## START Material

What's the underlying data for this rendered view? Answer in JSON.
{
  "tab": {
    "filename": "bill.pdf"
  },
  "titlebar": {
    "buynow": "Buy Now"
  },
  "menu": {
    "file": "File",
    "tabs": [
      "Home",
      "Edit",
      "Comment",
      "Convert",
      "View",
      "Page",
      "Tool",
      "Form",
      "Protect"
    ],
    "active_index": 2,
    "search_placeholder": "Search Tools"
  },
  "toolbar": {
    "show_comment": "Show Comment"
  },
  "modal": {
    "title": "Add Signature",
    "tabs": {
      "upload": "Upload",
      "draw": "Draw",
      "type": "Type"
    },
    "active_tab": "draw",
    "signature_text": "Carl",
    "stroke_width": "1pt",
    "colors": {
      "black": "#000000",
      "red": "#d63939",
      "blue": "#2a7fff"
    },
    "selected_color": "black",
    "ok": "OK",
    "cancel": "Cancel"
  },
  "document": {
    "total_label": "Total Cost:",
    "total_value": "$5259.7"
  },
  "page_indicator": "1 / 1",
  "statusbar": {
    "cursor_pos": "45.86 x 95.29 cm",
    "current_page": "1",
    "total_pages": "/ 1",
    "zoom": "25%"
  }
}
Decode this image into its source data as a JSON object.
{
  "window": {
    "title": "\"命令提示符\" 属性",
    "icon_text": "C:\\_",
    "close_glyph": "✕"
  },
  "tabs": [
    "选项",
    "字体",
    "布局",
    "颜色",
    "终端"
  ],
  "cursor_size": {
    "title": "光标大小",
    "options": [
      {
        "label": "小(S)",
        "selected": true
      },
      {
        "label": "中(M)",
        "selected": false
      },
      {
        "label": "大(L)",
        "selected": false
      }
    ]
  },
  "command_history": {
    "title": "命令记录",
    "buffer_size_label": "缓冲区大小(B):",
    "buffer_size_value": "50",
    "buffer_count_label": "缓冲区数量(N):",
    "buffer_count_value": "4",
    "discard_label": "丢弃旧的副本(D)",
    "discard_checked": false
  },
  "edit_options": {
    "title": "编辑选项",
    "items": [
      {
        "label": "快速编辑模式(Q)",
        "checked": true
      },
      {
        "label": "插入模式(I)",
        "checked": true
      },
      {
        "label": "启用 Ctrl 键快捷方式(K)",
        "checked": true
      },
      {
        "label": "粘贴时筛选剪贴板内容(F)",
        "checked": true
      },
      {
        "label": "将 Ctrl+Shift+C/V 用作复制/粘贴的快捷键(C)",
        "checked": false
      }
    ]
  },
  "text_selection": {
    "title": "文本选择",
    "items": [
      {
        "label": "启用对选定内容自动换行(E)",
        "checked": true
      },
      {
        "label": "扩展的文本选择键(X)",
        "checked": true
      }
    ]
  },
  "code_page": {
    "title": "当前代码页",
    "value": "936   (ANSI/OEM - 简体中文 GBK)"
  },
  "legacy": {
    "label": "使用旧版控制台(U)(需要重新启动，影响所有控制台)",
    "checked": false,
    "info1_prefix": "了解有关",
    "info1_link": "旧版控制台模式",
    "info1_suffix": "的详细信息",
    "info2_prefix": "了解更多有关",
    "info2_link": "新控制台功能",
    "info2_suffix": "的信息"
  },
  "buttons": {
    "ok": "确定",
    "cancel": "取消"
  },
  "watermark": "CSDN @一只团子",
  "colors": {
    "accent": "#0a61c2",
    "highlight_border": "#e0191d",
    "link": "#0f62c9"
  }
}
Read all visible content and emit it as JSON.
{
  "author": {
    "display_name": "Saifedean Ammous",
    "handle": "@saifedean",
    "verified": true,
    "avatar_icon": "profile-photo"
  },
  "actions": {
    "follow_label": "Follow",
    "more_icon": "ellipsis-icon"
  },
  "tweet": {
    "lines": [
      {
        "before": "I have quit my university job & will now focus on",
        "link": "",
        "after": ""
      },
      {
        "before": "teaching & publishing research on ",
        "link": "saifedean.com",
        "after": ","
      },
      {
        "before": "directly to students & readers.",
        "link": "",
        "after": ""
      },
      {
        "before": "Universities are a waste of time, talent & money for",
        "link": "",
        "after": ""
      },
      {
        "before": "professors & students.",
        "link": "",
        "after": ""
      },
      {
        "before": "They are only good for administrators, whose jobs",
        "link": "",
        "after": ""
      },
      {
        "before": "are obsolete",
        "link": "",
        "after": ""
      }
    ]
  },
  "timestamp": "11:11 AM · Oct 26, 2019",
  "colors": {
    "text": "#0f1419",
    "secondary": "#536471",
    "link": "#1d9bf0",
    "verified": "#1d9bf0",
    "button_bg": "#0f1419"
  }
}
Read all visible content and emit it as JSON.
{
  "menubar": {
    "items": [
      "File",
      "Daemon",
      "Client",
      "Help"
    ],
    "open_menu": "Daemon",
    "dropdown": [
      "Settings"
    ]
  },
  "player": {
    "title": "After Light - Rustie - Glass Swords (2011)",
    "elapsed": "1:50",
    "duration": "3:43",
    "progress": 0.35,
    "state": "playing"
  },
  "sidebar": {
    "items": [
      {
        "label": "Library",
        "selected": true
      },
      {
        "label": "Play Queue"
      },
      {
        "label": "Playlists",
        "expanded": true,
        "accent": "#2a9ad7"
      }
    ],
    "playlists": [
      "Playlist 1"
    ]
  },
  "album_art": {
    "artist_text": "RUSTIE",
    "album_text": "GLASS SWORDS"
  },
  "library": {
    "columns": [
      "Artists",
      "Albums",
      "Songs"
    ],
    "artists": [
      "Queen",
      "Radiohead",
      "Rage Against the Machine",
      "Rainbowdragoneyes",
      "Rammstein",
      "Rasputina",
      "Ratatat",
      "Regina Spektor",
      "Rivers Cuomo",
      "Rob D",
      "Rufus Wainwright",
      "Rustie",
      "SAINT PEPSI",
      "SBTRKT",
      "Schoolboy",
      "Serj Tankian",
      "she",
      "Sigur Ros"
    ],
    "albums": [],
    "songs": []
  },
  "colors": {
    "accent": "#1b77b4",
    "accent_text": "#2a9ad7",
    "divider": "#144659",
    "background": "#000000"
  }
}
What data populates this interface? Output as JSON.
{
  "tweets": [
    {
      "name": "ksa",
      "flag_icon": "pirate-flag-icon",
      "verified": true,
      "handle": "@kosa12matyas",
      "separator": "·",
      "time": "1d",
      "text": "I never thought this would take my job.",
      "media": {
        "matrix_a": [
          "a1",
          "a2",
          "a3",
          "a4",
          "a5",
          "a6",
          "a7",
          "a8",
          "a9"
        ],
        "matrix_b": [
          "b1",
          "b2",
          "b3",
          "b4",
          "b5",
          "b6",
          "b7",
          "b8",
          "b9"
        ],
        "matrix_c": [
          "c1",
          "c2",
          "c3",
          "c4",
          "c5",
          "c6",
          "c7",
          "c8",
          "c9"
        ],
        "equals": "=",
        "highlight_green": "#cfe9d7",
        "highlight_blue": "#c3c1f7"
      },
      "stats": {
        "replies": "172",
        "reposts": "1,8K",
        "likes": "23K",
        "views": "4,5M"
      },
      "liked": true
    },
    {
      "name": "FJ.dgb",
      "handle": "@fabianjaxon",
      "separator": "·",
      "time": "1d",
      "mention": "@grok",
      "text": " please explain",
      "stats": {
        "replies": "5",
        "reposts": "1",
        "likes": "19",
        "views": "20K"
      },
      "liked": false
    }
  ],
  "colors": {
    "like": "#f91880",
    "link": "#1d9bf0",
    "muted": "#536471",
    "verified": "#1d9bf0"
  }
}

## END Material

## What you should do:
Transcribe all lines as written.

## Response to the exercise:
What's the underlying data for this rendered view? Answer in JSON.
{
  "tab": {
    "filename": "bill.pdf"
  },
  "titlebar": {
    "buynow": "Buy Now"
  },
  "menu": {
    "file": "File",
    "tabs": [
      "Home",
      "Edit",
      "Comment",
      "Convert",
      "View",
      "Page",
      "Tool",
      "Form",
      "Protect"
    ],
    "active_index": 2,
    "search_placeholder": "Search Tools"
  },
  "toolbar": {
    "show_comment": "Show Comment"
  },
  "modal": {
    "title": "Add Signature",
    "tabs": {
      "upload": "Upload",
      "draw": "Draw",
      "type": "Type"
    },
    "active_tab": "draw",
    "signature_text": "Carl",
    "stroke_width": "1pt",
    "colors": {
      "black": "#000000",
      "red": "#d63939",
      "blue": "#2a7fff"
    },
    "selected_color": "black",
    "ok": "OK",
    "cancel": "Cancel"
  },
  "document": {
    "total_label": "Total Cost:",
    "total_value": "$5259.7"
  },
  "page_indicator": "1 / 1",
  "statusbar": {
    "cursor_pos": "45.86 x 95.29 cm",
    "current_page": "1",
    "total_pages": "/ 1",
    "zoom": "25%"
  }
}
Decode this image into its source data as a JSON object.
{
  "window": {
    "title": "\"命令提示符\" 属性",
    "icon_text": "C:\\_",
    "close_glyph": "✕"
  },
  "tabs": [
    "选项",
    "字体",
    "布局",
    "颜色",
    "终端"
  ],
  "cursor_size": {
    "title": "光标大小",
    "options": [
      {
        "label": "小(S)",
        "selected": true
      },
      {
        "label": "中(M)",
        "selected": false
      },
      {
        "label": "大(L)",
        "selected": false
      }
    ]
  },
  "command_history": {
    "title": "命令记录",
    "buffer_size_label": "缓冲区大小(B):",
    "buffer_size_value": "50",
    "buffer_count_label": "缓冲区数量(N):",
    "buffer_count_value": "4",
    "discard_label": "丢弃旧的副本(D)",
    "discard_checked": false
  },
  "edit_options": {
    "title": "编辑选项",
    "items": [
      {
        "label": "快速编辑模式(Q)",
        "checked": true
      },
      {
        "label": "插入模式(I)",
        "checked": true
      },
      {
        "label": "启用 Ctrl 键快捷方式(K)",
        "checked": true
      },
      {
        "label": "粘贴时筛选剪贴板内容(F)",
        "checked": true
      },
      {
        "label": "将 Ctrl+Shift+C/V 用作复制/粘贴的快捷键(C)",
        "checked": false
      }
    ]
  },
  "text_selection": {
    "title": "文本选择",
    "items": [
      {
        "label": "启用对选定内容自动换行(E)",
        "checked": true
      },
      {
        "label": "扩展的文本选择键(X)",
        "checked": true
      }
    ]
  },
  "code_page": {
    "title": "当前代码页",
    "value": "936   (ANSI/OEM - 简体中文 GBK)"
  },
  "legacy": {
    "label": "使用旧版控制台(U)(需要重新启动，影响所有控制台)",
    "checked": false,
    "info1_prefix": "了解有关",
    "info1_link": "旧版控制台模式",
    "info1_suffix": "的详细信息",
    "info2_prefix": "了解更多有关",
    "info2_link": "新控制台功能",
    "info2_suffix": "的信息"
  },
  "buttons": {
    "ok": "确定",
    "cancel": "取消"
  },
  "watermark": "CSDN @一只团子",
  "colors": {
    "accent": "#0a61c2",
    "highlight_border": "#e0191d",
    "link": "#0f62c9"
  }
}
Read all visible content and emit it as JSON.
{
  "author": {
    "display_name": "Saifedean Ammous",
    "handle": "@saifedean",
    "verified": true,
    "avatar_icon": "profile-photo"
  },
  "actions": {
    "follow_label": "Follow",
    "more_icon": "ellipsis-icon"
  },
  "tweet": {
    "lines": [
      {
        "before": "I have quit my university job & will now focus on",
        "link": "",
        "after": ""
      },
      {
        "before": "teaching & publishing research on ",
        "link": "saifedean.com",
        "after": ","
      },
      {
        "before": "directly to students & readers.",
        "link": "",
        "after": ""
      },
      {
        "before": "Universities are a waste of time, talent & money for",
        "link": "",
        "after": ""
      },
      {
        "before": "professors & students.",
        "link": "",
        "after": ""
      },
      {
        "before": "They are only good for administrators, whose jobs",
        "link": "",
        "after": ""
      },
      {
        "before": "are obsolete",
        "link": "",
        "after": ""
      }
    ]
  },
  "timestamp": "11:11 AM · Oct 26, 2019",
  "colors": {
    "text": "#0f1419",
    "secondary": "#536471",
    "link": "#1d9bf0",
    "verified": "#1d9bf0",
    "button_bg": "#0f1419"
  }
}
Read all visible content and emit it as JSON.
{
  "menubar": {
    "items": [
      "File",
      "Daemon",
      "Client",
      "Help"
    ],
    "open_menu": "Daemon",
    "dropdown": [
      "Settings"
    ]
  },
  "player": {
    "title": "After Light - Rustie - Glass Swords (2011)",
    "elapsed": "1:50",
    "duration": "3:43",
    "progress": 0.35,
    "state": "playing"
  },
  "sidebar": {
    "items": [
      {
        "label": "Library",
        "selected": true
      },
      {
        "label": "Play Queue"
      },
      {
        "label": "Playlists",
        "expanded": true,
        "accent": "#2a9ad7"
      }
    ],
    "playlists": [
      "Playlist 1"
    ]
  },
  "album_art": {
    "artist_text": "RUSTIE",
    "album_text": "GLASS SWORDS"
  },
  "library": {
    "columns": [
      "Artists",
      "Albums",
      "Songs"
    ],
    "artists": [
      "Queen",
      "Radiohead",
      "Rage Against the Machine",
      "Rainbowdragoneyes",
      "Rammstein",
      "Rasputina",
      "Ratatat",
      "Regina Spektor",
      "Rivers Cuomo",
      "Rob D",
      "Rufus Wainwright",
      "Rustie",
      "SAINT PEPSI",
      "SBTRKT",
      "Schoolboy",
      "Serj Tankian",
      "she",
      "Sigur Ros"
    ],
    "albums": [],
    "songs": []
  },
  "colors": {
    "accent": "#1b77b4",
    "accent_text": "#2a9ad7",
    "divider": "#144659",
    "background": "#000000"
  }
}
What data populates this interface? Output as JSON.
{
  "tweets": [
    {
      "name": "ksa",
      "flag_icon": "pirate-flag-icon",
      "verified": true,
      "handle": "@kosa12matyas",
      "separator": "·",
      "time": "1d",
      "text": "I never thought this would take my job.",
      "media": {
        "matrix_a": [
          "a1",
          "a2",
          "a3",
          "a4",
          "a5",
          "a6",
          "a7",
          "a8",
          "a9"
        ],
        "matrix_b": [
          "b1",
          "b2",
          "b3",
          "b4",
          "b5",
          "b6",
          "b7",
          "b8",
          "b9"
        ],
        "matrix_c": [
          "c1",
          "c2",
          "c3",
          "c4",
          "c5",
          "c6",
          "c7",
          "c8",
          "c9"
        ],
        "equals": "=",
        "highlight_green": "#cfe9d7",
        "highlight_blue": "#c3c1f7"
      },
      "stats": {
        "replies": "172",
        "reposts": "1,8K",
        "likes": "23K",
        "views": "4,5M"
      },
      "liked": true
    },
    {
      "name": "FJ.dgb",
      "handle": "@fabianjaxon",
      "separator": "·",
      "time": "1d",
      "mention": "@grok",
      "text": " please explain",
      "stats": {
        "replies": "5",
        "reposts": "1",
        "likes": "19",
        "views": "20K"
      },
      "liked": false
    }
  ],
  "colors": {
    "like": "#f91880",
    "link": "#1d9bf0",
    "muted": "#536471",
    "verified": "#1d9bf0"
  }
}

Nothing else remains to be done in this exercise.